Task directions = Gather every line of the entries that includes the word "вулкане".

***** Provided material *****

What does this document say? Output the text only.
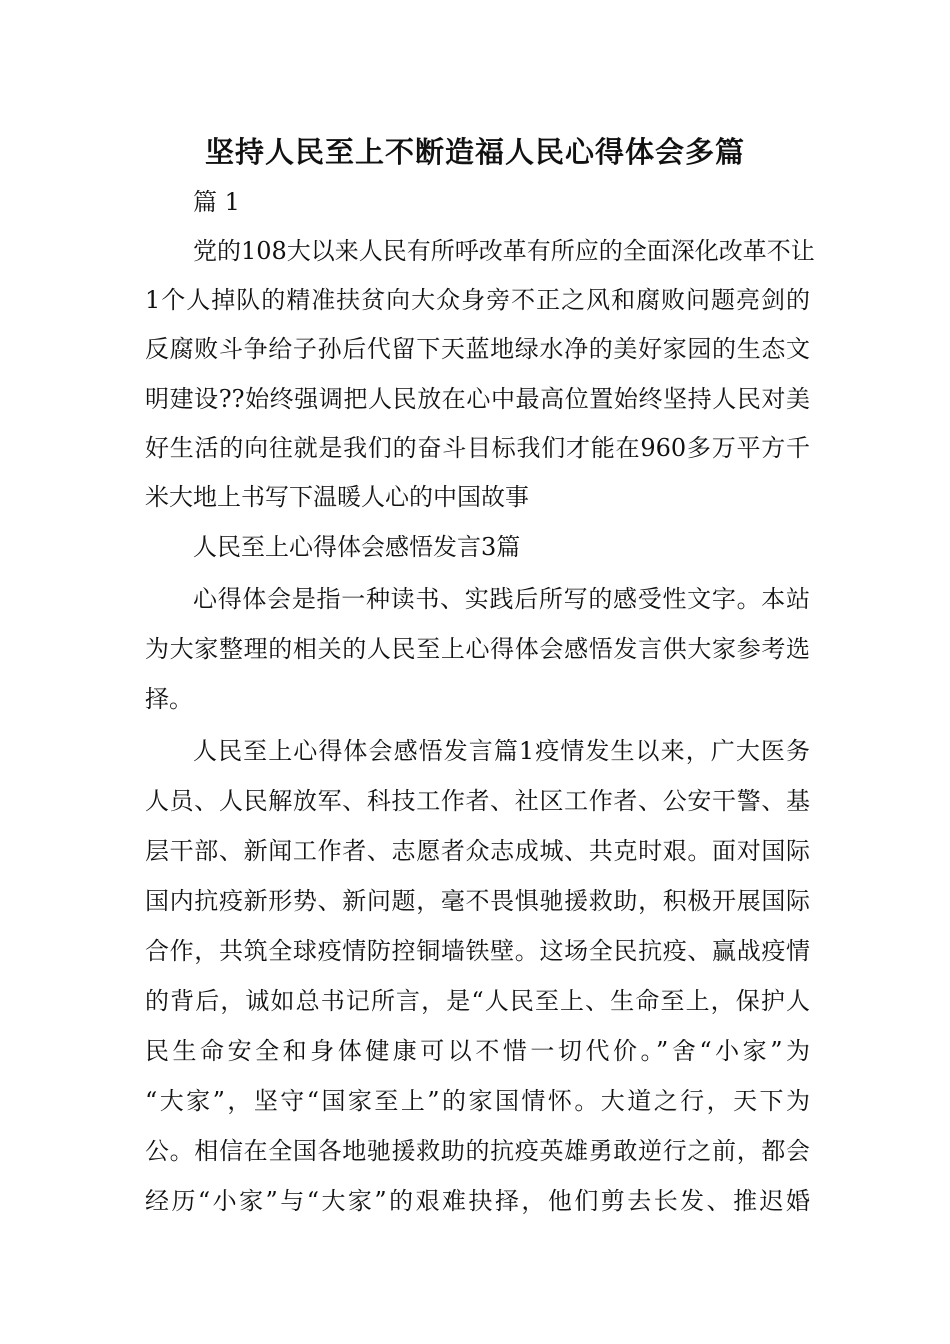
坚持人民至上不断造福人民心得体会多篇

篇 1

党的108大以来人民有所呼改革有所应的全面深化改革不让

1个人掉队的精准扶贫向大众身旁不正之风和腐败问题亮剑的

反腐败斗争给子孙后代留下天蓝地绿水净的美好家园的生态文

明建设??始终强调把人民放在心中最高位置始终坚持人民对美

好生活的向往就是我们的奋斗目标我们才能在960多万平方千

米大地上书写下温暖人心的中国故事

人民至上心得体会感悟发言3篇

心得体会是指一种读书、实践后所写的感受性文字。本站

为大家整理的相关的人民至上心得体会感悟发言供大家参考选

择。

人民至上心得体会感悟发言篇1疫情发生以来，广大医务

人员、人民解放军、科技工作者、社区工作者、公安干警、基

层干部、新闻工作者、志愿者众志成城、共克时艰。面对国际

国内抗疫新形势、新问题，毫不畏惧驰援救助，积极开展国际

合作，共筑全球疫情防控铜墙铁壁。这场全民抗疫、赢战疫情

的背后，诚如总书记所言，是“人民至上、生命至上，保护人

民生命安全和身体健康可以不惜一切代价。”舍“小家”为

“大家”，坚守“国家至上”的家国情怀。大道之行，天下为

公。相信在全国各地驰援救助的抗疫英雄勇敢逆行之前，都会

经历“小家”与“大家”的艰难抉择，他们剪去长发、推迟婚
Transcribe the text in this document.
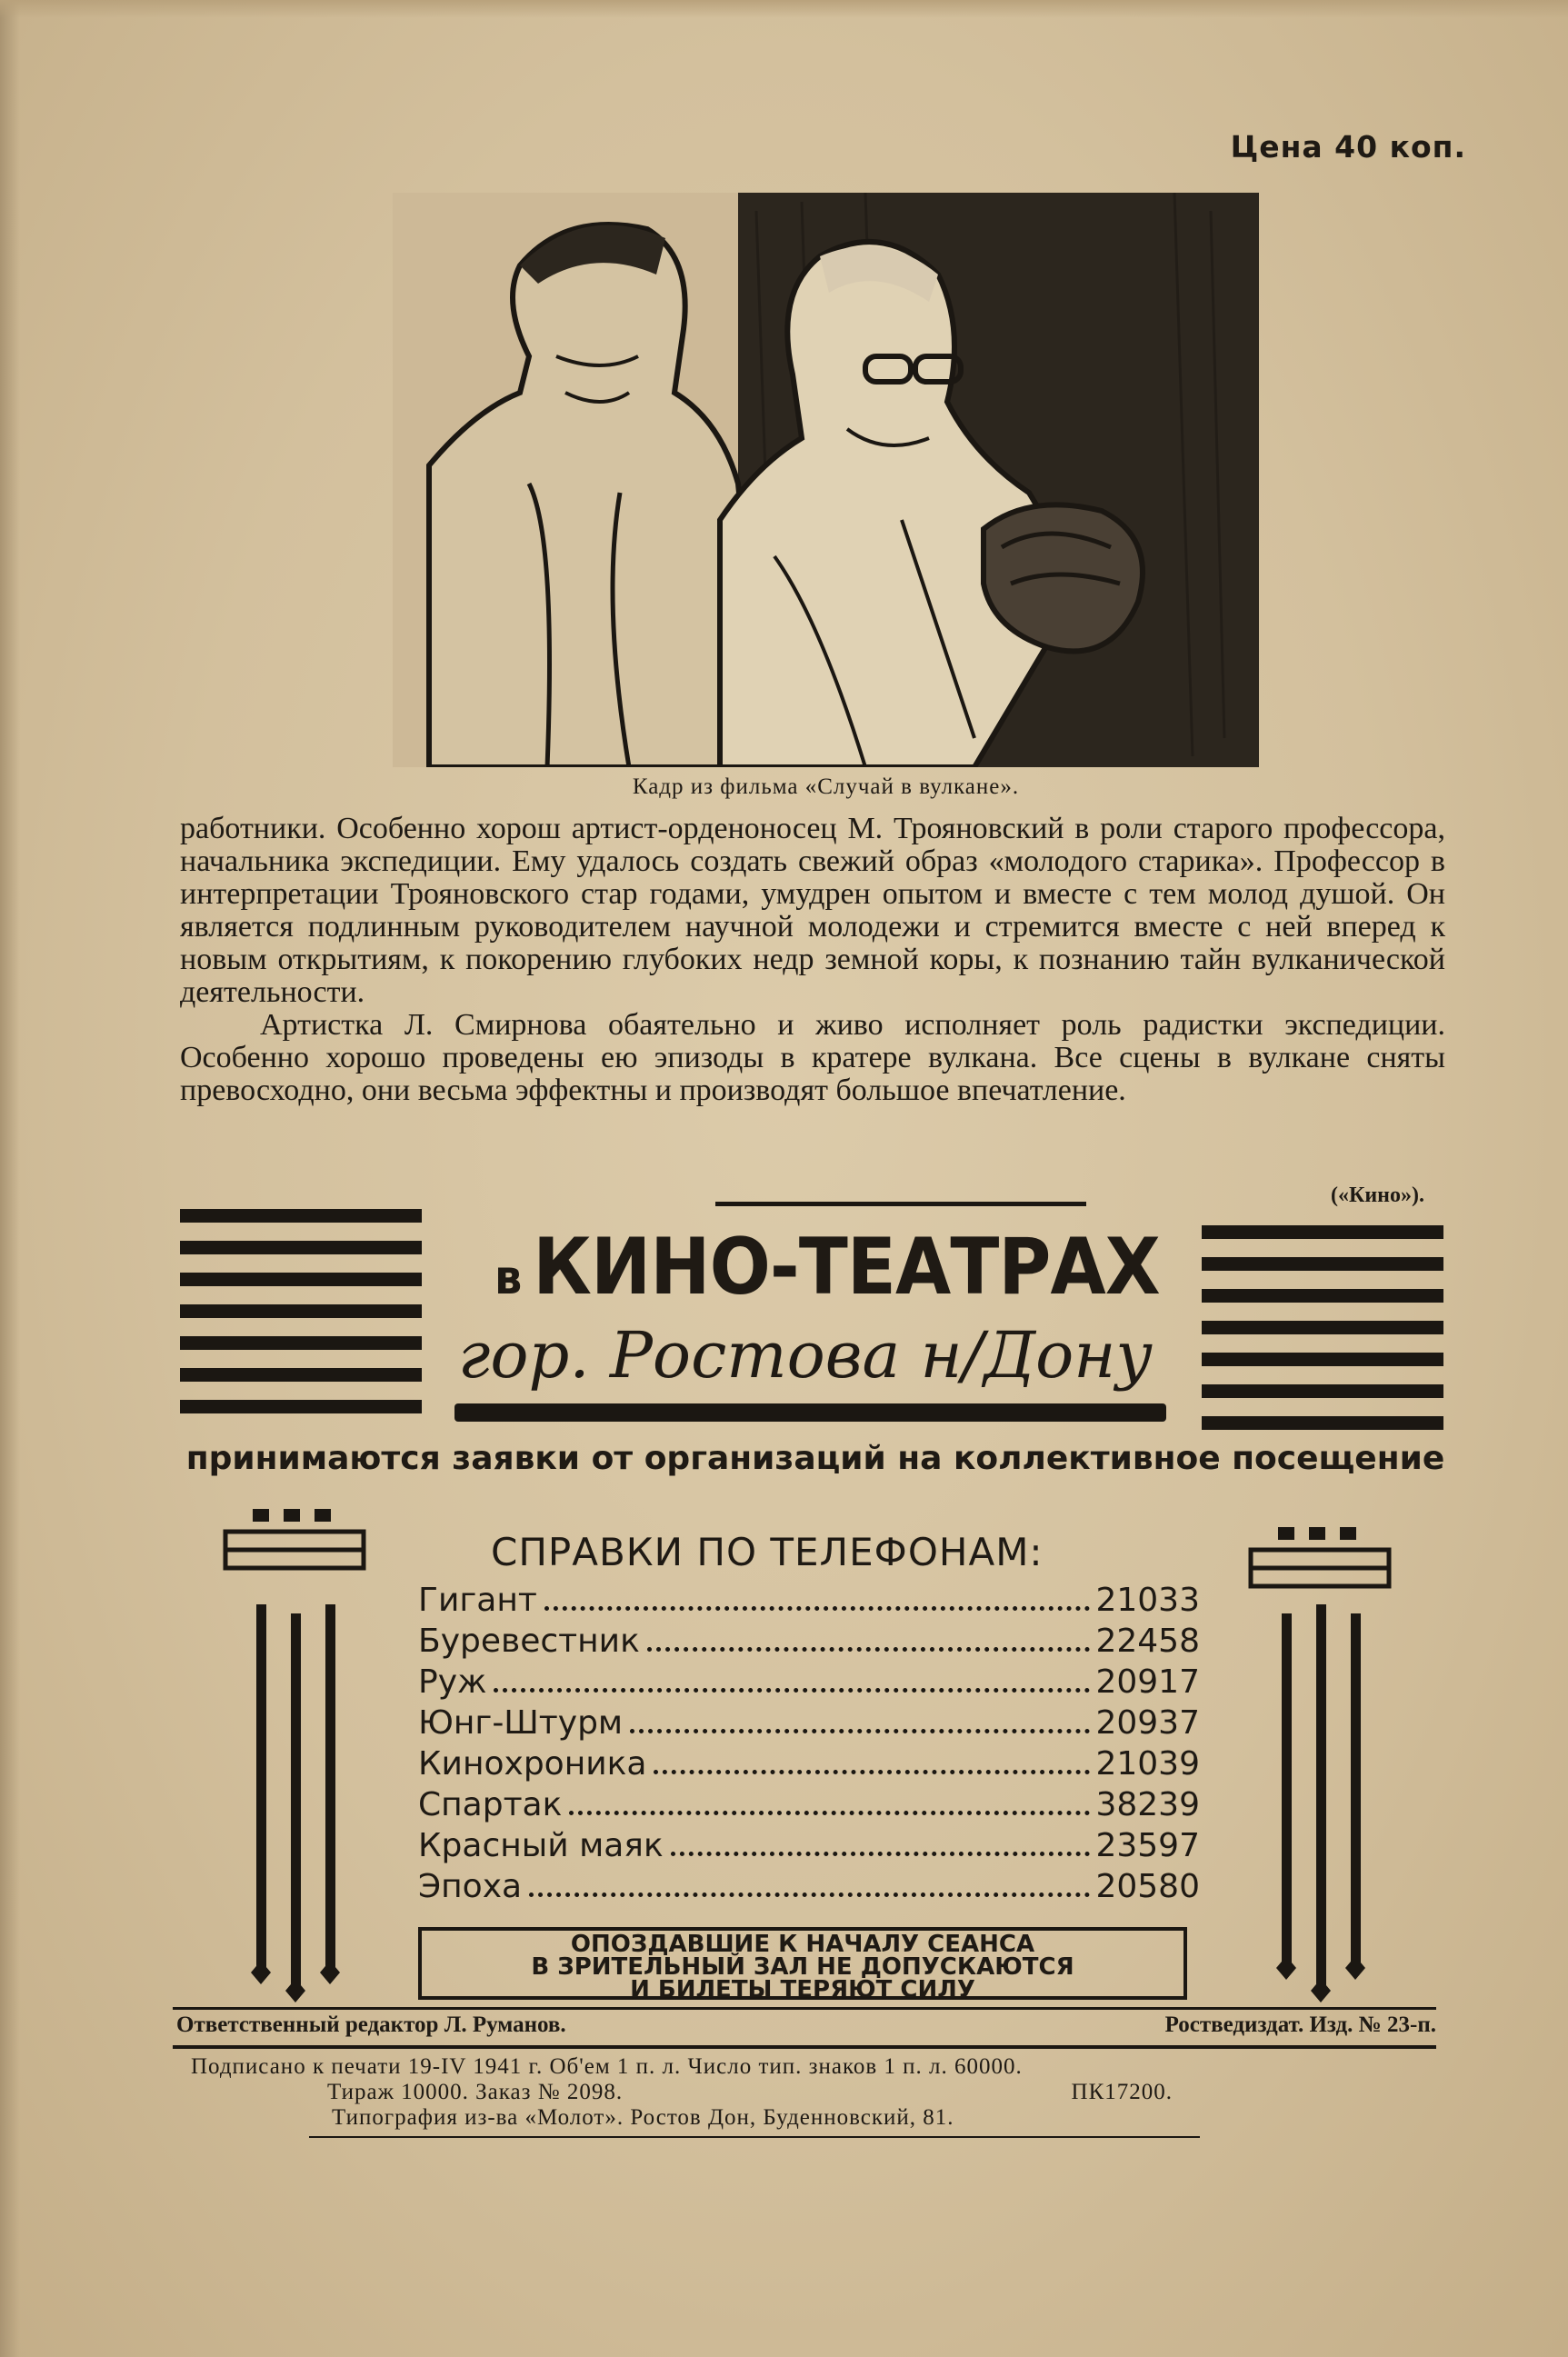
Цена 40 коп.
Кадр из фильма «Случай в вулкане».

работники. Особенно хорош артист-орденоносец М. Трояновский в роли старого профессора, начальника экспедиции. Ему удалось создать свежий образ «молодого старика». Профессор в интерпретации Трояновского стар годами, умудрен опытом и вместе с тем молод душой. Он является подлинным руководителем научной молодежи и стремится вместе с ней вперед к новым открытиям, к покорению глубоких недр земной коры, к познанию тайн вулканической деятельности.

Артистка Л. Смирнова обаятельно и живо исполняет роль радистки экспедиции. Особенно хорошо проведены ею эпизоды в кратере вулкана. Все сцены в вулкане сняты превосходно, они весьма эффектны и производят большое впечатление.

(«Кино»).
в КИНО-ТЕАТРАХ
гор. Ростова н/Дону
принимаются заявки от организаций на коллективное посещение
СПРАВКИ ПО ТЕЛЕФОНАМ:
Гигант	21033
Буревестник	22458
Руж	20917
Юнг-Штурм	20937
Кинохроника	21039
Спартак	38239
Красный маяк	23597
Эпоха	20580
ОПОЗДАВШИЕ К НАЧАЛУ СЕАНСА
В ЗРИТЕЛЬНЫЙ ЗАЛ НЕ ДОПУСКАЮТСЯ
И БИЛЕТЫ ТЕРЯЮТ СИЛУ
Ответственный редактор Л. Руманов.	Ростведиздат. Изд. № 23-п.
Подписано к печати 19-IV 1941 г. Об'ем 1 п. л. Число тип. знаков 1 п. л. 60000.
Тираж 10000. Заказ № 2098.	ПК17200.
Типография из-ва «Молот». Ростов Дон, Буденновский, 81.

*****

Task response =
Кадр из фильма «Случай в вулкане».
Артистка Л. Смирнова обаятельно и живо исполняет роль радистки экспедиции. Особенно хорошо проведены ею эпизоды в кратере вулкана. Все сцены в вулкане сняты превосходно, они весьма эффектны и производят большое впечатление.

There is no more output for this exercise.